Exercise requirements:
Lines holding the string "name" are the ones to copy; find them all in the data.

Records provided:
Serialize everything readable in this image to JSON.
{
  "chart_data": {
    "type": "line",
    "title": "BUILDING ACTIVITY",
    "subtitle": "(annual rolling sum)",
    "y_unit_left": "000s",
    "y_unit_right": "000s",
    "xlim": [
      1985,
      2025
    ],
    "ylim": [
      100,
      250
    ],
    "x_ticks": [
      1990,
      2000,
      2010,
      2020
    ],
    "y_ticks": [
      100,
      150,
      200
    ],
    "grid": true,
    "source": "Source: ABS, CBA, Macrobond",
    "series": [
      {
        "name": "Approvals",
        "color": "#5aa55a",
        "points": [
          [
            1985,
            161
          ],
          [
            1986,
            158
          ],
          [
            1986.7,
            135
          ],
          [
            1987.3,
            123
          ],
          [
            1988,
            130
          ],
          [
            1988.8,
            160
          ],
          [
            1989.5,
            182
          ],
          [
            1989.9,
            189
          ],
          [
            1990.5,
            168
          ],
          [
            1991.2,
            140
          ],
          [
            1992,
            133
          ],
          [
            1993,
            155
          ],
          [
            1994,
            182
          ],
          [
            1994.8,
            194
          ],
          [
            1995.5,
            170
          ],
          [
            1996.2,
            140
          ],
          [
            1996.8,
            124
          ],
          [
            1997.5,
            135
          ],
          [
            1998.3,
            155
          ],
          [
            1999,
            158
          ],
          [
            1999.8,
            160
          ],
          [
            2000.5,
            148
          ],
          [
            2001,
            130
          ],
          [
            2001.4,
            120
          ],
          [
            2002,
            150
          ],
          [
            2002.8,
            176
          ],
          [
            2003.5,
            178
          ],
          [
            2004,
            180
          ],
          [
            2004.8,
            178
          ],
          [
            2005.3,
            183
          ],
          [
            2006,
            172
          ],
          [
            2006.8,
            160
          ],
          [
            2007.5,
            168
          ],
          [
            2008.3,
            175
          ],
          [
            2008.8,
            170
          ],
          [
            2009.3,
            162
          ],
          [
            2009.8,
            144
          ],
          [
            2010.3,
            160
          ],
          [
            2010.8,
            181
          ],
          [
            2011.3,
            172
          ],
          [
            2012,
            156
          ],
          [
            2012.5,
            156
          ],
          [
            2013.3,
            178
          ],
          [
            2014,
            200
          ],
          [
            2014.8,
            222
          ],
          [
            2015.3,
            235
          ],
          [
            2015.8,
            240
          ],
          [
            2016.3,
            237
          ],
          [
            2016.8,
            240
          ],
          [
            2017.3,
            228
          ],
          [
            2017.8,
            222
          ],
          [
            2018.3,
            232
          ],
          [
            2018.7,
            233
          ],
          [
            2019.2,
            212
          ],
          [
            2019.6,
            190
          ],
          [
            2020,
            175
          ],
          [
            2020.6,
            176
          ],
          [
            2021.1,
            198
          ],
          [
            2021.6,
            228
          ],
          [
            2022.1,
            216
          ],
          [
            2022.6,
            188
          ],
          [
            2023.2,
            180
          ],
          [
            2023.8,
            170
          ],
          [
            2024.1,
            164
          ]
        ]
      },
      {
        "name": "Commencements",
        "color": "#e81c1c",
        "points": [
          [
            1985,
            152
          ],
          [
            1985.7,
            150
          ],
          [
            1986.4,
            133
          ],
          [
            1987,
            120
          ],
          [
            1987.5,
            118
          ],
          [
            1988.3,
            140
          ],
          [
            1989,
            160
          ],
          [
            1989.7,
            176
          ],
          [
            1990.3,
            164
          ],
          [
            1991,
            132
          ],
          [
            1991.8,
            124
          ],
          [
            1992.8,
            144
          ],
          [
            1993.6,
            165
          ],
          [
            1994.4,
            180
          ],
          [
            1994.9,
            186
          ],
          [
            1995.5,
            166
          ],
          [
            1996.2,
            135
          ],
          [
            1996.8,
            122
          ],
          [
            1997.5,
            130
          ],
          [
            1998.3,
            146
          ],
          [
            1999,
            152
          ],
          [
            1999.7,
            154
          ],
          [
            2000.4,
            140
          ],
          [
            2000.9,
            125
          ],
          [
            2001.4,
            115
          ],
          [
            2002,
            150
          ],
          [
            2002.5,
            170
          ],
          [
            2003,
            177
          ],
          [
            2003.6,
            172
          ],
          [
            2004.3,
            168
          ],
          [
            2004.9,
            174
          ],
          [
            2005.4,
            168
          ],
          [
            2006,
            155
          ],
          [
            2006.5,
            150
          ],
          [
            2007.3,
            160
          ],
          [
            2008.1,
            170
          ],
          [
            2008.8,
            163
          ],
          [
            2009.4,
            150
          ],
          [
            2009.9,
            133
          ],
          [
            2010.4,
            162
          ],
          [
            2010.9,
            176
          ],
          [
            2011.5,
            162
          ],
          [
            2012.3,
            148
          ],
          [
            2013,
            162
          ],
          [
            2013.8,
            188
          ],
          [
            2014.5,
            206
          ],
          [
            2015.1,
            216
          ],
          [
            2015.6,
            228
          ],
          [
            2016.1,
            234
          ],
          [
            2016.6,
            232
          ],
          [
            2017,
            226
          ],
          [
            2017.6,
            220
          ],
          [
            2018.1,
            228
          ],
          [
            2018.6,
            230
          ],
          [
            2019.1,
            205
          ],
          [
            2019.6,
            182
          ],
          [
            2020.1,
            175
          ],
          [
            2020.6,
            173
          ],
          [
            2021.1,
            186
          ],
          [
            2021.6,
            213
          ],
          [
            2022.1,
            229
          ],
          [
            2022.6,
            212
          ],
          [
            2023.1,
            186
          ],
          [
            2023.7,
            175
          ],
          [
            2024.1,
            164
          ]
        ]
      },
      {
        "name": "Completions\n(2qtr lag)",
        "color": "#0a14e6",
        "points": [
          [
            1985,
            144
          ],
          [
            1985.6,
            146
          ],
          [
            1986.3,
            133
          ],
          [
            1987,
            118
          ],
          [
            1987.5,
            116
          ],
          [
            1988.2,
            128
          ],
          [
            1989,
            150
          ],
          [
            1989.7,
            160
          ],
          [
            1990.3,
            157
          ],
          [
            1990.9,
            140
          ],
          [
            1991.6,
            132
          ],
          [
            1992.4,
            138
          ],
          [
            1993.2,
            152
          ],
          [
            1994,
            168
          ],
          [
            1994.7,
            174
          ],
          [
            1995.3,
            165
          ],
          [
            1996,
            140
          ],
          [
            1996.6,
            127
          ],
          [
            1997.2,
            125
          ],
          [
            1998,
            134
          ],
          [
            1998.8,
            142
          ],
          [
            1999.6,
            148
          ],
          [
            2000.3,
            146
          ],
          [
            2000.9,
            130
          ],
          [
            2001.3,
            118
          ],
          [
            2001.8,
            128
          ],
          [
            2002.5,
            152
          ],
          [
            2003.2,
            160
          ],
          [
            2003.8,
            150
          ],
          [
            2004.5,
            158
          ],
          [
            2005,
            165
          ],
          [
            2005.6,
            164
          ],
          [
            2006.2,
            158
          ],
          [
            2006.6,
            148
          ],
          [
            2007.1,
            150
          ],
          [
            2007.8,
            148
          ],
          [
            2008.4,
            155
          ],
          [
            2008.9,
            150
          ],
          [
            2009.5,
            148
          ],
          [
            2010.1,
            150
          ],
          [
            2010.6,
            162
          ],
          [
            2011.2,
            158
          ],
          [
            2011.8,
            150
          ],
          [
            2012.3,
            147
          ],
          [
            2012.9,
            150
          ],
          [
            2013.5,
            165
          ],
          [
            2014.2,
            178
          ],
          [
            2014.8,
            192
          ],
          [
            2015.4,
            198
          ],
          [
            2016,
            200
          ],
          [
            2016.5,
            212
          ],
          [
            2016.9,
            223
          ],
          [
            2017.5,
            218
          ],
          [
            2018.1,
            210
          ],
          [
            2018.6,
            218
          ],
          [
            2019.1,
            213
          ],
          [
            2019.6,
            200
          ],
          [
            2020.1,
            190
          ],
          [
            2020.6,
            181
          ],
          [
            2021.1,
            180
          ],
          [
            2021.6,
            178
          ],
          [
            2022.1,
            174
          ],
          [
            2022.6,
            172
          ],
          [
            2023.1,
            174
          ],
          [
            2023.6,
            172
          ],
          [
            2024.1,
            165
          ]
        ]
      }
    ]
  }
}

Solution:
        "name": "Approvals",
        "name": "Commencements",
        "name": "Completions\n(2qtr lag)",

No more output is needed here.